───── Data listing ─────

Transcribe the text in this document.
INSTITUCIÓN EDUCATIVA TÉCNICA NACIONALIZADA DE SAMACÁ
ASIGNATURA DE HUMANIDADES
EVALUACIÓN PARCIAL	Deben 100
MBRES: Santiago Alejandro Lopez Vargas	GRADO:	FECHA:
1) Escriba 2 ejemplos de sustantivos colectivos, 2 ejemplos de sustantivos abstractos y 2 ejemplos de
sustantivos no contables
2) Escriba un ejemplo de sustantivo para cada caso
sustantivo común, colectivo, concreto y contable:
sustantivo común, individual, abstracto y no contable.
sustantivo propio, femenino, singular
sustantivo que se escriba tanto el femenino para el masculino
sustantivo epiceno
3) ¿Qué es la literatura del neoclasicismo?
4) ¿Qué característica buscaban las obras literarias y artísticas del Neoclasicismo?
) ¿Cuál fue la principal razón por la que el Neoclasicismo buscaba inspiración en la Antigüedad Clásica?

─────

What to do.
Return the whole listing exactly, with every line included.

Answer for the task.
Transcribe the text in this document.
INSTITUCIÓN EDUCATIVA TÉCNICA NACIONALIZADA DE SAMACÁ
ASIGNATURA DE HUMANIDADES
EVALUACIÓN PARCIAL	Deben 100
MBRES: Santiago Alejandro Lopez Vargas	GRADO:	FECHA:
1) Escriba 2 ejemplos de sustantivos colectivos, 2 ejemplos de sustantivos abstractos y 2 ejemplos de
sustantivos no contables
2) Escriba un ejemplo de sustantivo para cada caso
sustantivo común, colectivo, concreto y contable:
sustantivo común, individual, abstracto y no contable.
sustantivo propio, femenino, singular
sustantivo que se escriba tanto el femenino para el masculino
sustantivo epiceno
3) ¿Qué es la literatura del neoclasicismo?
4) ¿Qué característica buscaban las obras literarias y artísticas del Neoclasicismo?
) ¿Cuál fue la principal razón por la que el Neoclasicismo buscaba inspiración en la Antigüedad Clásica?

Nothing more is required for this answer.